-- REQUIREMENTS --
Drop the pictures, then extract the listing word for word.
━━━━━━━━━━
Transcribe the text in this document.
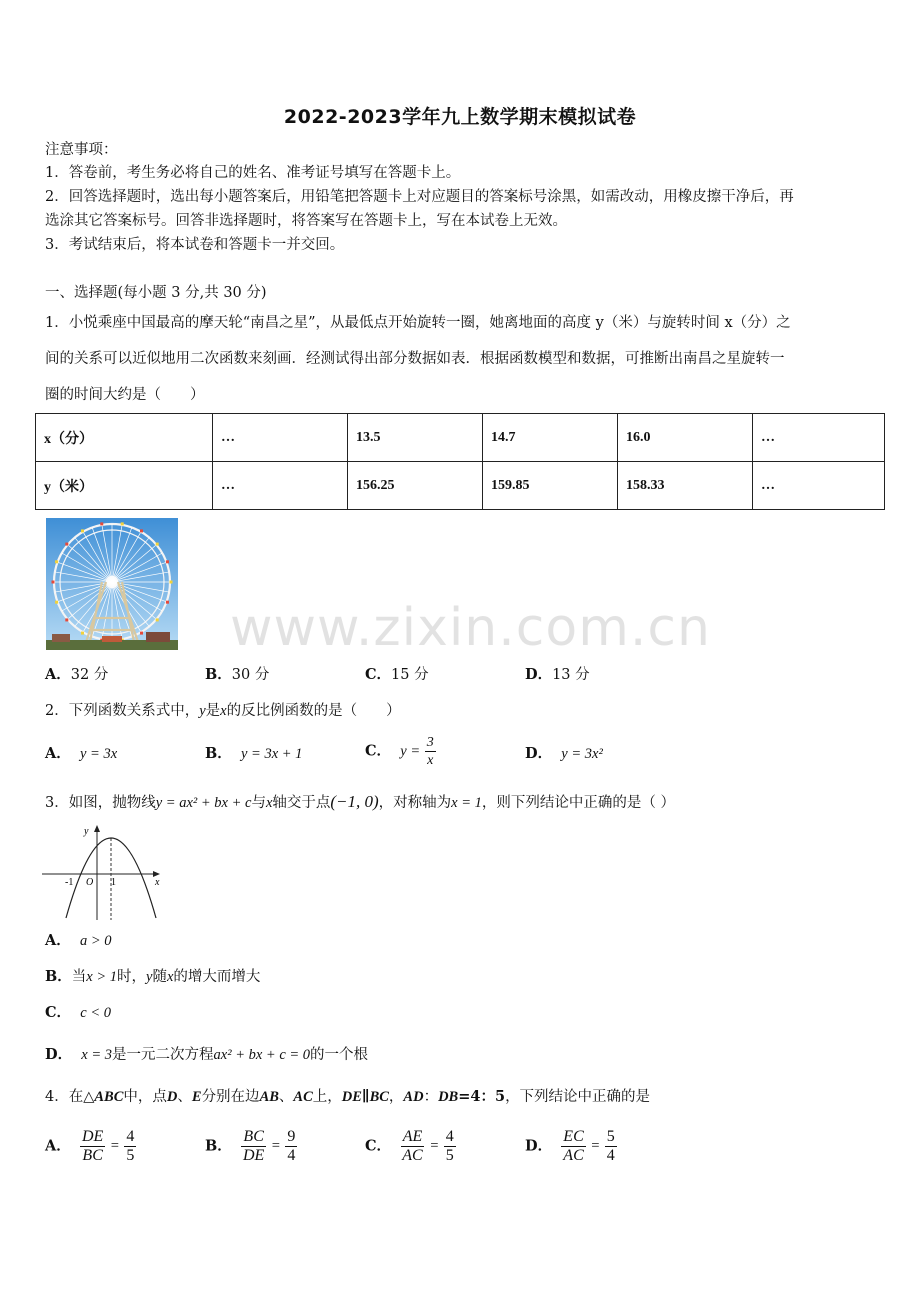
2022-2023学年九上数学期末模拟试卷
注意事项：
1．答卷前，考生务必将自己的姓名、准考证号填写在答题卡上。
2．回答选择题时，选出每小题答案后，用铅笔把答题卡上对应题目的答案标号涂黑，如需改动，用橡皮擦干净后，再
选涂其它答案标号。回答非选择题时，将答案写在答题卡上，写在本试卷上无效。
3．考试结束后，将本试卷和答题卡一并交回。
一、选择题(每小题 3 分,共 30 分)
1．小悦乘座中国最高的摩天轮“南昌之星”，从最低点开始旋转一圈，她离地面的高度 y（米）与旋转时间 x（分）之
间的关系可以近似地用二次函数来刻画．经测试得出部分数据如表．根据函数模型和数据，可推断出南昌之星旋转一
圈的时间大约是（　　）
x（分）	…	13.5	14.7	16.0	…
y（米）	…	156.25	159.85	158.33	…
www.zixin.com.cn
A．32 分	B．30 分	C．15 分	D．13 分
2．下列函数关系式中，y是x的反比例函数的是（　　）
A． y = 3x	B． y = 3x + 1	C． $y = \frac{3}{x}$	D． y = 3x²
3．如图，抛物线y = ax² + bx + c与x轴交于点(−1, 0)，对称轴为x = 1，则下列结论中正确的是（ ）
y
x
O
-1	1
A． a > 0
B．当x > 1时，y随x的增大而增大
C． c < 0
D． x = 3是一元二次方程ax² + bx + c = 0的一个根
4．在△ABC中，点D、E分别在边AB、AC上，DE∥BC，AD：DB=4：5，下列结论中正确的是
A． $\frac{DE}{BC} = \frac{4}{5}$	B． $\frac{BC}{DE} = \frac{9}{4}$	C． $\frac{AE}{AC} = \frac{4}{5}$	D． $\frac{EC}{AC} = \frac{5}{4}$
━━━━━━━━━━
-- THE ANSWER --
Transcribe the text in this document.
2022-2023学年九上数学期末模拟试卷
注意事项：
1．答卷前，考生务必将自己的姓名、准考证号填写在答题卡上。
2．回答选择题时，选出每小题答案后，用铅笔把答题卡上对应题目的答案标号涂黑，如需改动，用橡皮擦干净后，再
选涂其它答案标号。回答非选择题时，将答案写在答题卡上，写在本试卷上无效。
3．考试结束后，将本试卷和答题卡一并交回。
一、选择题(每小题 3 分,共 30 分)
1．小悦乘座中国最高的摩天轮“南昌之星”，从最低点开始旋转一圈，她离地面的高度 y（米）与旋转时间 x（分）之
间的关系可以近似地用二次函数来刻画．经测试得出部分数据如表．根据函数模型和数据，可推断出南昌之星旋转一
圈的时间大约是（　　）
x（分）	…	13.5	14.7	16.0	…
y（米）	…	156.25	159.85	158.33	…
www.zixin.com.cn
A．32 分	B．30 分	C．15 分	D．13 分
2．下列函数关系式中，y是x的反比例函数的是（　　）
A． y = 3x	B． y = 3x + 1	C． $y = \frac{3}{x}$	D． y = 3x²
3．如图，抛物线y = ax² + bx + c与x轴交于点(−1, 0)，对称轴为x = 1，则下列结论中正确的是（ ）
y
x
O
-1	1
A． a > 0
B．当x > 1时，y随x的增大而增大
C． c < 0
D． x = 3是一元二次方程ax² + bx + c = 0的一个根
4．在△ABC中，点D、E分别在边AB、AC上，DE∥BC，AD：DB=4：5，下列结论中正确的是
A． $\frac{DE}{BC} = \frac{4}{5}$	B． $\frac{BC}{DE} = \frac{9}{4}$	C． $\frac{AE}{AC} = \frac{4}{5}$	D． $\frac{EC}{AC} = \frac{5}{4}$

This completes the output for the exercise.